> EXERCISE PROMPT: List each line holding the string "Electron".

start RECORDS TO PROCESS

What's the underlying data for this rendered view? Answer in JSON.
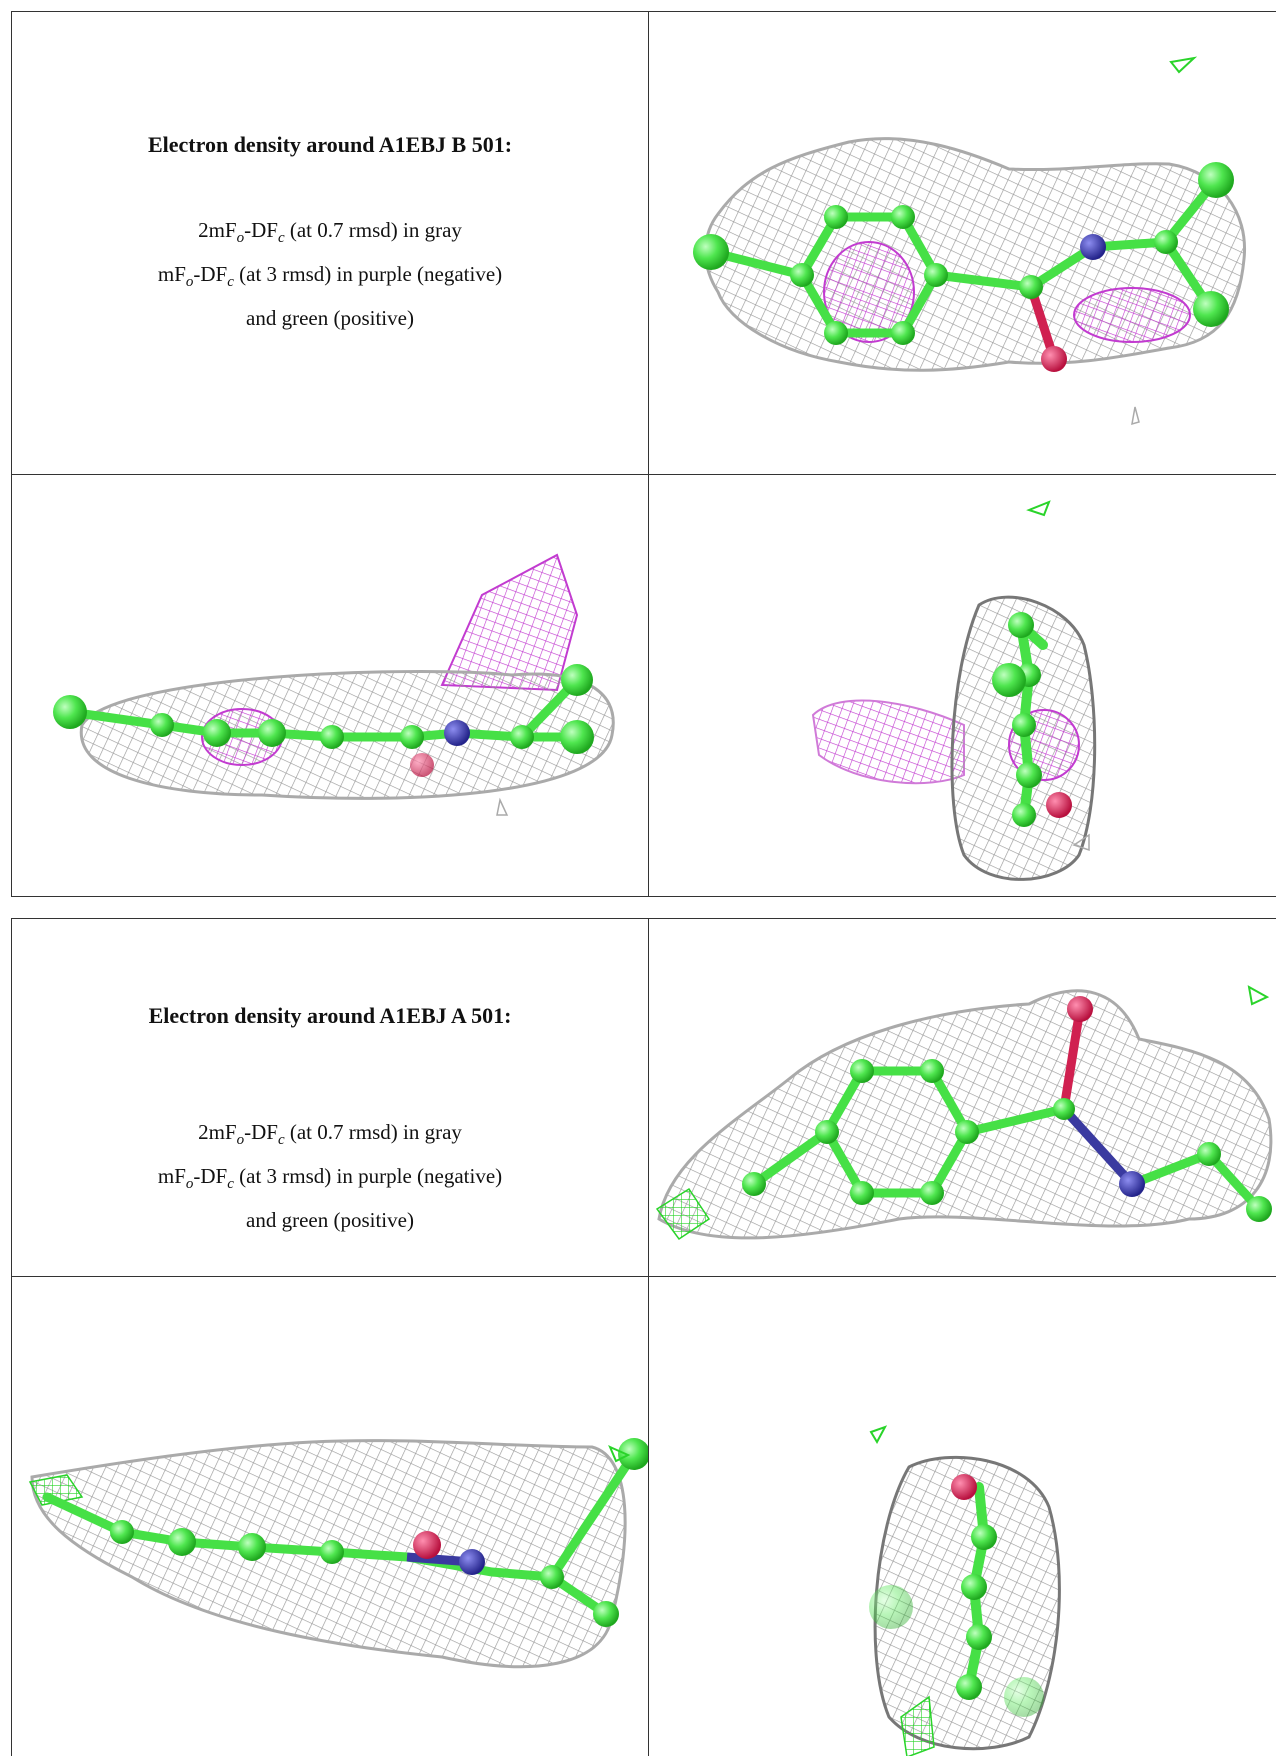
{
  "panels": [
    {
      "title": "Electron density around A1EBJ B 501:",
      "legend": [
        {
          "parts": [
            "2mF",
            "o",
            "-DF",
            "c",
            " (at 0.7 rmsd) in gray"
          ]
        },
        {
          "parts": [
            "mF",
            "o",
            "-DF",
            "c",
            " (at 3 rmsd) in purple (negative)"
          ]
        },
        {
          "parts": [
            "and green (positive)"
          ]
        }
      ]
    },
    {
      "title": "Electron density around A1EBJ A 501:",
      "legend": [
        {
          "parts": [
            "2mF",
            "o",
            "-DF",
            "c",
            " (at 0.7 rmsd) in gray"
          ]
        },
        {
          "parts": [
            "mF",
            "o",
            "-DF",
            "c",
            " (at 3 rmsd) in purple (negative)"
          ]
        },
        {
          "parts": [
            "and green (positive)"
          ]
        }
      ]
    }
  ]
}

end RECORDS TO PROCESS
start RECORDS TO PROCESS

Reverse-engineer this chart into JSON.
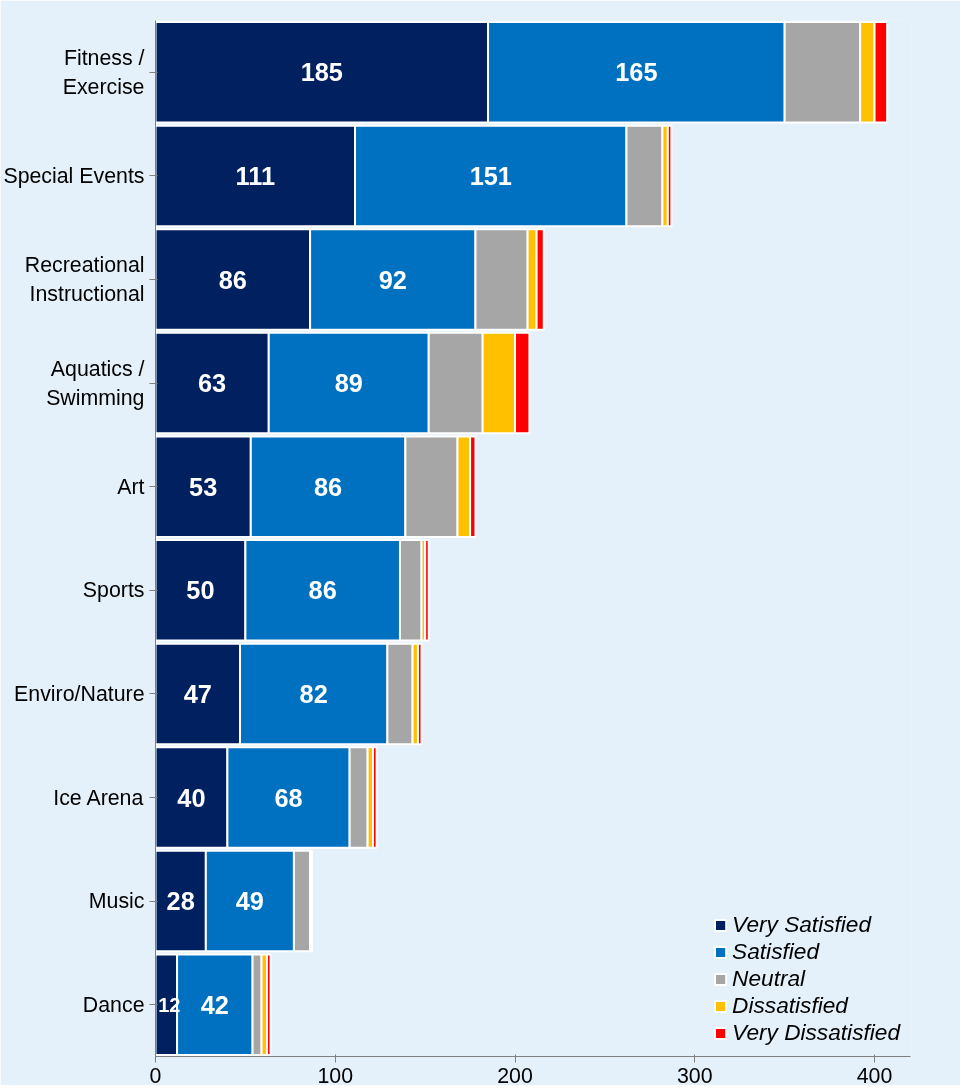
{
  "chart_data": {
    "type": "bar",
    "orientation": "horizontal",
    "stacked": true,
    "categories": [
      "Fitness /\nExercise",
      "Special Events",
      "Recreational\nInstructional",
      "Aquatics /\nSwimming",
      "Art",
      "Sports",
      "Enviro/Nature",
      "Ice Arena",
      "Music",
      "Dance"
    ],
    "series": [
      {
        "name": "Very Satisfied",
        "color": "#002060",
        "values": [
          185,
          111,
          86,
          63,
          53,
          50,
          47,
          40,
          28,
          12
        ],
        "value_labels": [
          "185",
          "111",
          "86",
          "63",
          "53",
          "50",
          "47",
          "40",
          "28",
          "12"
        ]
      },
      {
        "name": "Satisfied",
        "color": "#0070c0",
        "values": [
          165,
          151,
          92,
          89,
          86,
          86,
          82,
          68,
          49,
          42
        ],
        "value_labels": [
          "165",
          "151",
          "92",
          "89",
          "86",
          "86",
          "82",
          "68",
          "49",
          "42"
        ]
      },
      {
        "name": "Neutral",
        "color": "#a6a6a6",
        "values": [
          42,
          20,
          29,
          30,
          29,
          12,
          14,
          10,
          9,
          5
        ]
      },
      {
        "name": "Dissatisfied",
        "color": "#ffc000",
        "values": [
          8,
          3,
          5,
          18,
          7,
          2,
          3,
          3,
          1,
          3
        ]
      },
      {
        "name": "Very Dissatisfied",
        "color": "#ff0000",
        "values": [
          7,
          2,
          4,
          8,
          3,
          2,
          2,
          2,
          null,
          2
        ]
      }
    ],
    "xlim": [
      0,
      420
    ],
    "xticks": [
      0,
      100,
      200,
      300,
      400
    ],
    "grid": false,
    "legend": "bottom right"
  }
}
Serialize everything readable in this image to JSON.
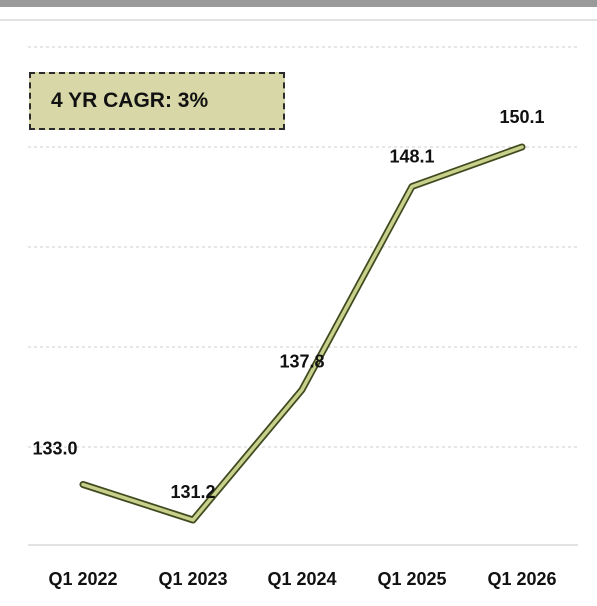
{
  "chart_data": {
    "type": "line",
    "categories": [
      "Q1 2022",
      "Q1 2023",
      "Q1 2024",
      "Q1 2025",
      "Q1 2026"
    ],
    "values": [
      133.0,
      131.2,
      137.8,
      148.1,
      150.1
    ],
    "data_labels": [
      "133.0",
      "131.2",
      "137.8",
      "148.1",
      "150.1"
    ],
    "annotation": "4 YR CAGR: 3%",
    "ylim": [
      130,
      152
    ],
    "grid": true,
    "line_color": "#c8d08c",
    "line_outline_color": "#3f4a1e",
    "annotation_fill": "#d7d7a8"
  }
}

end RECORDS TO PROCESS
start RECORDS TO PROCESS

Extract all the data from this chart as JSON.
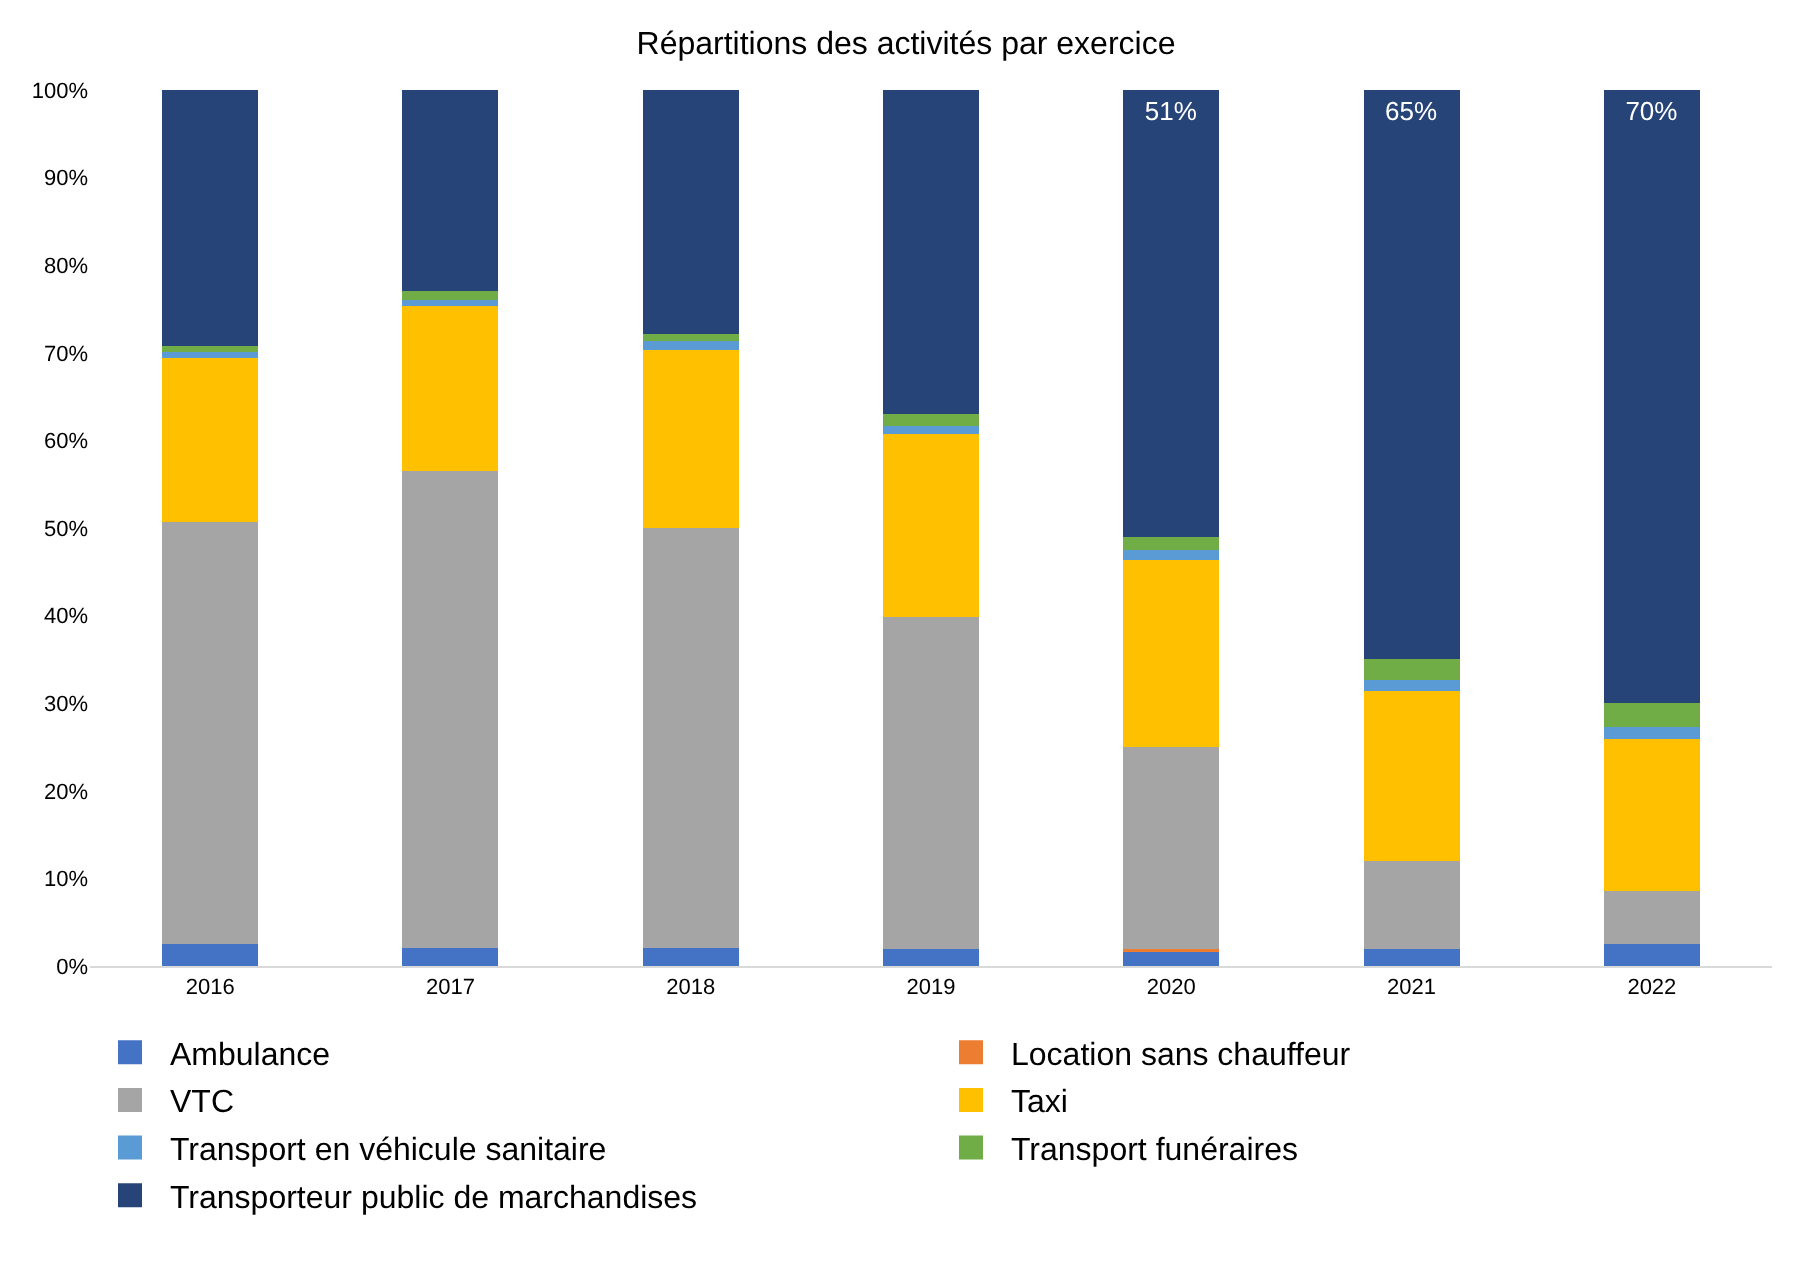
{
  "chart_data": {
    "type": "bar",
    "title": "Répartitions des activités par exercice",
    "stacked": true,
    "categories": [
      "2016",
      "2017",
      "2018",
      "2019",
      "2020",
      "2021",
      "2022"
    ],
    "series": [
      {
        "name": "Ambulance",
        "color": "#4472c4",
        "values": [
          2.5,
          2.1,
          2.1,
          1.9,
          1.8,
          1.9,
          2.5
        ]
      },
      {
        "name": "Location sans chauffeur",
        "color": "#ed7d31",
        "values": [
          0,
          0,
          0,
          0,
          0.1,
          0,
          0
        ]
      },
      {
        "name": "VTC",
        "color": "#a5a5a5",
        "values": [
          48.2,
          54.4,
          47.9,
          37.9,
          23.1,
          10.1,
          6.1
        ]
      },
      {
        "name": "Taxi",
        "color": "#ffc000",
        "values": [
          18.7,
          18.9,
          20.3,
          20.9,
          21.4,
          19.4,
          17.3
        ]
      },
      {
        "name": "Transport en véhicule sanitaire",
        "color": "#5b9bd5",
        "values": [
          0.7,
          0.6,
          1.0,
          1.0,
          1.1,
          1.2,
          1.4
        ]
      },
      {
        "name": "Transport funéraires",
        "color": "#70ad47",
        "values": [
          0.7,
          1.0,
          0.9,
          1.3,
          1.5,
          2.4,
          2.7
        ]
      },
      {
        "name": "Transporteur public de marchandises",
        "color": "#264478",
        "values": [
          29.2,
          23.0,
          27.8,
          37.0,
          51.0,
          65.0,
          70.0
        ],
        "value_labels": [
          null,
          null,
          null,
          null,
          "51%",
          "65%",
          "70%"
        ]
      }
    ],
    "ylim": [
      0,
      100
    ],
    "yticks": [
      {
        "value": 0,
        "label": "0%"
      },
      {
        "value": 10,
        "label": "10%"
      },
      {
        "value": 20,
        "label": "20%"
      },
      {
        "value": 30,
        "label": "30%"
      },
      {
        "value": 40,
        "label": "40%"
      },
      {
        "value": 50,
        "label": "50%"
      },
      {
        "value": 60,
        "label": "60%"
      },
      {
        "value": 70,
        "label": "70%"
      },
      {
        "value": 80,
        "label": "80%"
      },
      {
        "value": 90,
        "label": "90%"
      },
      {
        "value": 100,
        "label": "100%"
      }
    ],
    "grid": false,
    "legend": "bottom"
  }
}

end RECORDS TO PROCESS

> WRITTEN RESPONSE:
      "title": "Electron density around A1EBJ B 501:",
      "title": "Electron density around A1EBJ A 501:",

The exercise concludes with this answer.